Pull each line holding the word "numbers" from the data.
------ RECORDS FOR THIS TASK
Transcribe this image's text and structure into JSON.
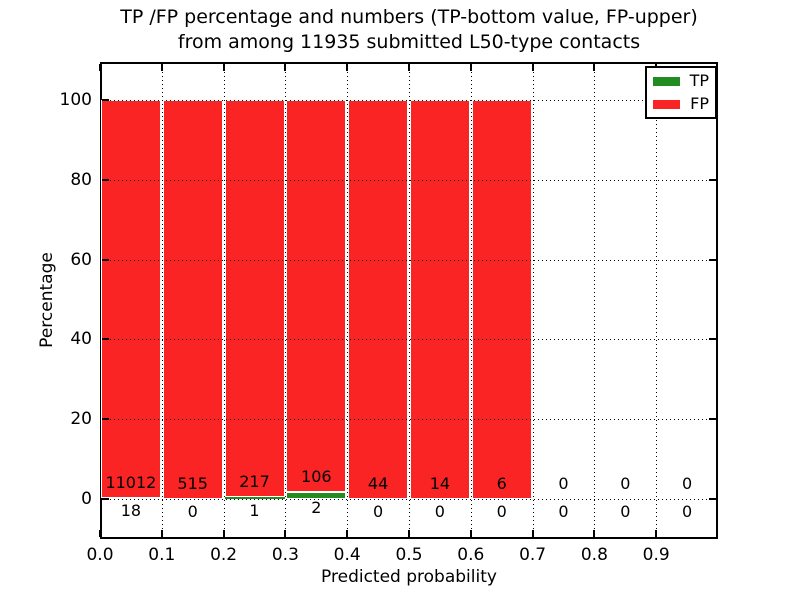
{
  "title": {
    "line1": "TP /FP percentage and numbers (TP-bottom value, FP-upper)",
    "line2": "from among 11935 submitted L50-type contacts"
  },
  "axes": {
    "xlabel": "Predicted probability",
    "ylabel": "Percentage",
    "x_ticks": [
      "0.0",
      "0.1",
      "0.2",
      "0.3",
      "0.4",
      "0.5",
      "0.6",
      "0.7",
      "0.8",
      "0.9"
    ],
    "y_ticks": [
      "0",
      "20",
      "40",
      "60",
      "80",
      "100"
    ]
  },
  "legend": {
    "items": [
      {
        "label": "TP",
        "color": "#228b22"
      },
      {
        "label": "FP",
        "color": "#fa2424"
      }
    ]
  },
  "chart_data": {
    "type": "bar",
    "stacked": true,
    "title": "TP /FP percentage and numbers (TP-bottom value, FP-upper) from among 11935 submitted L50-type contacts",
    "xlabel": "Predicted probability",
    "ylabel": "Percentage",
    "total_submitted": 11935,
    "bin_edges": [
      0.0,
      0.1,
      0.2,
      0.3,
      0.4,
      0.5,
      0.6,
      0.7,
      0.8,
      0.9,
      1.0
    ],
    "xlim": [
      0.0,
      1.0
    ],
    "ylim": [
      -10,
      109.6
    ],
    "grid": true,
    "grid_style": "dotted",
    "legend_position": "upper right",
    "series": [
      {
        "name": "TP",
        "color": "#228b22",
        "counts": [
          18,
          0,
          1,
          2,
          0,
          0,
          0,
          0,
          0,
          0
        ],
        "percent": [
          0.16,
          0.0,
          0.46,
          1.85,
          0.0,
          0.0,
          0.0,
          0.0,
          0.0,
          0.0
        ]
      },
      {
        "name": "FP",
        "color": "#fa2424",
        "counts": [
          11012,
          515,
          217,
          106,
          44,
          14,
          6,
          0,
          0,
          0
        ],
        "percent": [
          99.84,
          100.0,
          99.54,
          98.15,
          100.0,
          100.0,
          100.0,
          0.0,
          0.0,
          0.0
        ]
      }
    ]
  }
}
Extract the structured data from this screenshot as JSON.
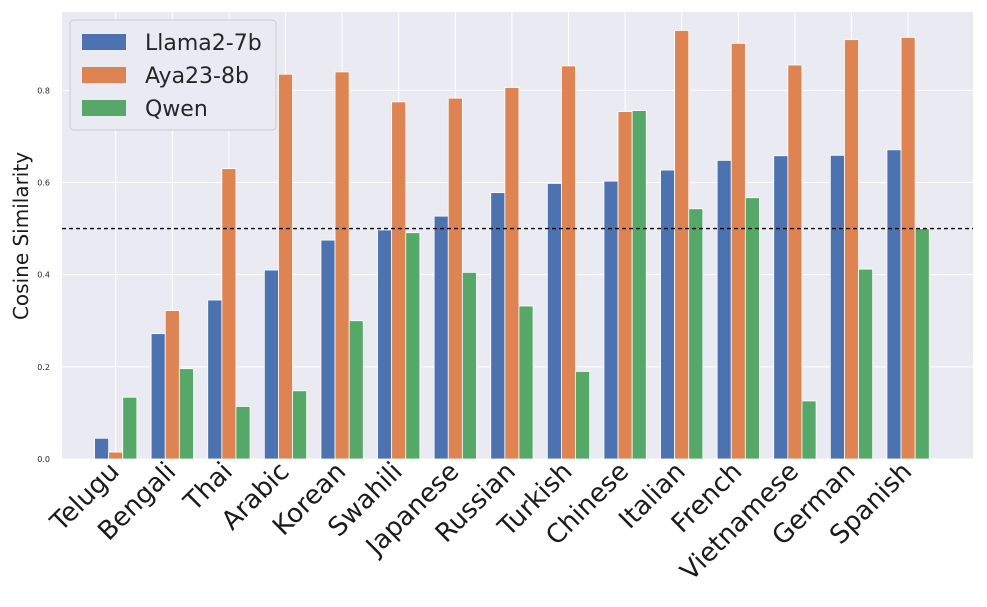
{
  "chart_data": {
    "type": "bar",
    "title": "",
    "xlabel": "",
    "ylabel": "Cosine Similarity",
    "ylim": [
      0,
      0.97
    ],
    "yticks": [
      "0.0",
      "0.2",
      "0.4",
      "0.6",
      "0.8"
    ],
    "ytick_values": [
      0.0,
      0.2,
      0.4,
      0.6,
      0.8
    ],
    "grid": true,
    "legend_position": "top-left",
    "reference_line": {
      "y": 0.5,
      "style": "dashed",
      "color": "#000000"
    },
    "categories": [
      "Telugu",
      "Bengali",
      "Thai",
      "Arabic",
      "Korean",
      "Swahili",
      "Japanese",
      "Russian",
      "Turkish",
      "Chinese",
      "Italian",
      "French",
      "Vietnamese",
      "German",
      "Spanish"
    ],
    "series": [
      {
        "name": "Llama2-7b",
        "color": "#4c72b0",
        "values": [
          0.045,
          0.272,
          0.345,
          0.41,
          0.475,
          0.497,
          0.527,
          0.578,
          0.598,
          0.603,
          0.627,
          0.648,
          0.658,
          0.659,
          0.671
        ]
      },
      {
        "name": "Aya23-8b",
        "color": "#dd8452",
        "values": [
          0.015,
          0.322,
          0.63,
          0.835,
          0.84,
          0.775,
          0.783,
          0.806,
          0.853,
          0.754,
          0.93,
          0.902,
          0.855,
          0.91,
          0.915
        ]
      },
      {
        "name": "Qwen",
        "color": "#55a868",
        "values": [
          0.134,
          0.196,
          0.114,
          0.148,
          0.3,
          0.491,
          0.405,
          0.332,
          0.19,
          0.756,
          0.543,
          0.567,
          0.126,
          0.412,
          0.5
        ]
      }
    ]
  }
}
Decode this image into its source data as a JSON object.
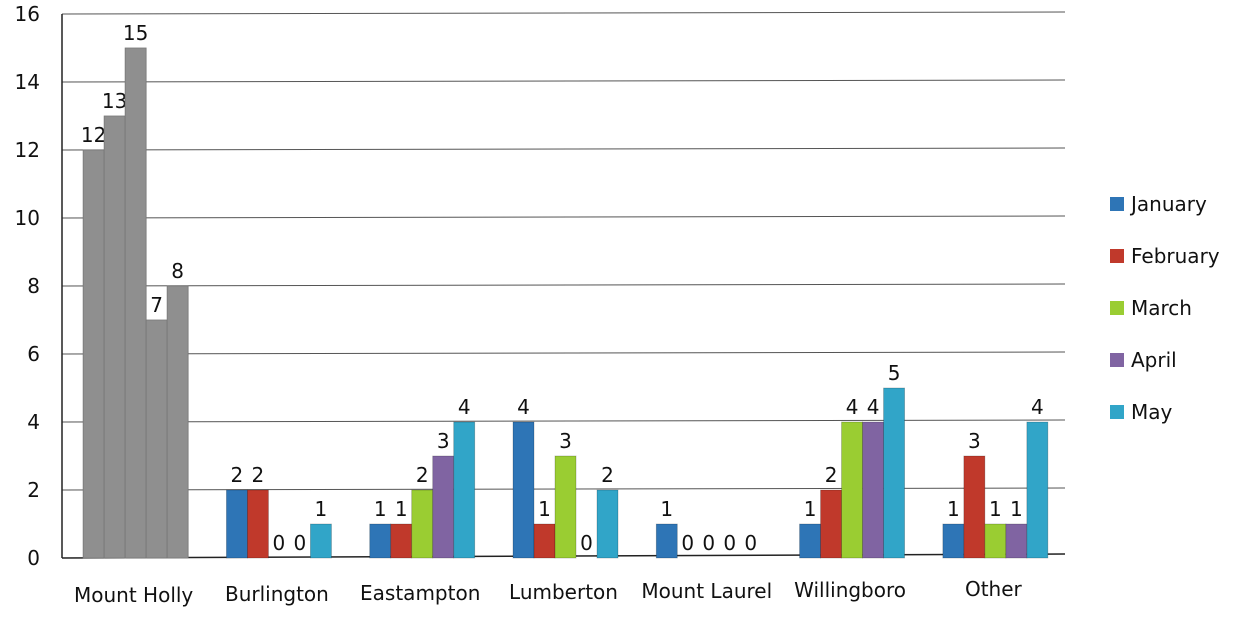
{
  "chart_data": {
    "type": "bar",
    "categories": [
      "Mount Holly",
      "Burlington",
      "Eastampton",
      "Lumberton",
      "Mount Laurel",
      "Willingboro",
      "Other"
    ],
    "series": [
      {
        "name": "January",
        "color": "#2e75b6",
        "values": [
          12,
          2,
          1,
          4,
          1,
          1,
          1
        ]
      },
      {
        "name": "February",
        "color": "#c0392b",
        "values": [
          13,
          2,
          1,
          1,
          0,
          2,
          3
        ]
      },
      {
        "name": "March",
        "color": "#9acd32",
        "values": [
          15,
          0,
          2,
          3,
          0,
          4,
          1
        ]
      },
      {
        "name": "April",
        "color": "#8064a2",
        "values": [
          7,
          0,
          3,
          0,
          0,
          4,
          1
        ]
      },
      {
        "name": "May",
        "color": "#31a5c8",
        "values": [
          8,
          1,
          4,
          2,
          0,
          5,
          4
        ]
      }
    ],
    "grayscale_category": "Mount Holly",
    "grayscale_color": "#8f8f8f",
    "ylim": [
      0,
      16
    ],
    "yticks": [
      0,
      2,
      4,
      6,
      8,
      10,
      12,
      14,
      16
    ],
    "grid": true,
    "legend_position": "right",
    "data_labels": true
  }
}
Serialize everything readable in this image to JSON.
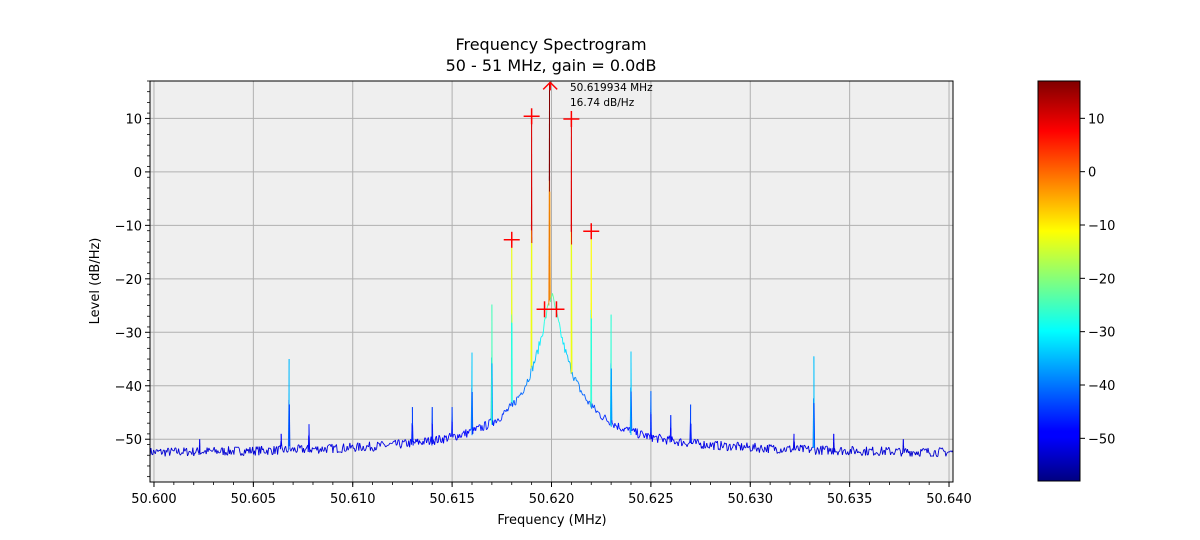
{
  "chart_data": {
    "type": "line",
    "title": "Frequency Spectrogram",
    "subtitle": "50 - 51 MHz, gain = 0.0dB",
    "xlabel": "Frequency (MHz)",
    "ylabel": "Level (dB/Hz)",
    "xlim": [
      50.5998,
      50.6402
    ],
    "ylim": [
      -58,
      17
    ],
    "xticks": [
      "50.600",
      "50.605",
      "50.610",
      "50.615",
      "50.620",
      "50.625",
      "50.630",
      "50.635",
      "50.640"
    ],
    "xtick_values": [
      50.6,
      50.605,
      50.61,
      50.615,
      50.62,
      50.625,
      50.63,
      50.635,
      50.64
    ],
    "yticks": [
      "10",
      "0",
      "−10",
      "−20",
      "−30",
      "−40",
      "−50"
    ],
    "ytick_values": [
      10,
      0,
      -10,
      -20,
      -30,
      -40,
      -50
    ],
    "grid": true,
    "colormap": "jet",
    "colorbar": {
      "range": [
        -58,
        17
      ],
      "ticks": [
        "10",
        "0",
        "−10",
        "−20",
        "−30",
        "−40",
        "−50"
      ],
      "tick_values": [
        10,
        0,
        -10,
        -20,
        -30,
        -40,
        -50
      ]
    },
    "peak_annotation": {
      "freq_label": "50.619934 MHz",
      "level_label": "16.74 dB/Hz",
      "x": 50.619934,
      "y": 16.74
    },
    "peaks": [
      {
        "x": 50.6068,
        "y": -35
      },
      {
        "x": 50.6078,
        "y": -47.2
      },
      {
        "x": 50.6064,
        "y": -49
      },
      {
        "x": 50.6023,
        "y": -50
      },
      {
        "x": 50.613,
        "y": -44
      },
      {
        "x": 50.614,
        "y": -44
      },
      {
        "x": 50.615,
        "y": -44
      },
      {
        "x": 50.616,
        "y": -33.8
      },
      {
        "x": 50.617,
        "y": -24.8
      },
      {
        "x": 50.618,
        "y": -12.7
      },
      {
        "x": 50.619,
        "y": 10.4
      },
      {
        "x": 50.6199,
        "y": 16.74
      },
      {
        "x": 50.621,
        "y": 9.9
      },
      {
        "x": 50.622,
        "y": -11.1
      },
      {
        "x": 50.623,
        "y": -26.7
      },
      {
        "x": 50.624,
        "y": -33.6
      },
      {
        "x": 50.625,
        "y": -41
      },
      {
        "x": 50.626,
        "y": -45.5
      },
      {
        "x": 50.627,
        "y": -43.5
      },
      {
        "x": 50.6322,
        "y": -49
      },
      {
        "x": 50.6332,
        "y": -34.5
      },
      {
        "x": 50.6342,
        "y": -49
      },
      {
        "x": 50.6377,
        "y": -50
      }
    ],
    "markers": [
      {
        "x": 50.618,
        "y": -12.7
      },
      {
        "x": 50.619,
        "y": 10.4
      },
      {
        "x": 50.621,
        "y": 9.9
      },
      {
        "x": 50.622,
        "y": -11.1
      },
      {
        "x": 50.61965,
        "y": -25.7
      },
      {
        "x": 50.62025,
        "y": -25.7
      }
    ]
  }
}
------------
EXERCISE ANSWER =>
    "line1": "TP /FP percentage and numbers (TP-bottom value, FP-upper)",
    "title": "TP /FP percentage and numbers (TP-bottom value, FP-upper) from among 11935 submitted L50-type contacts",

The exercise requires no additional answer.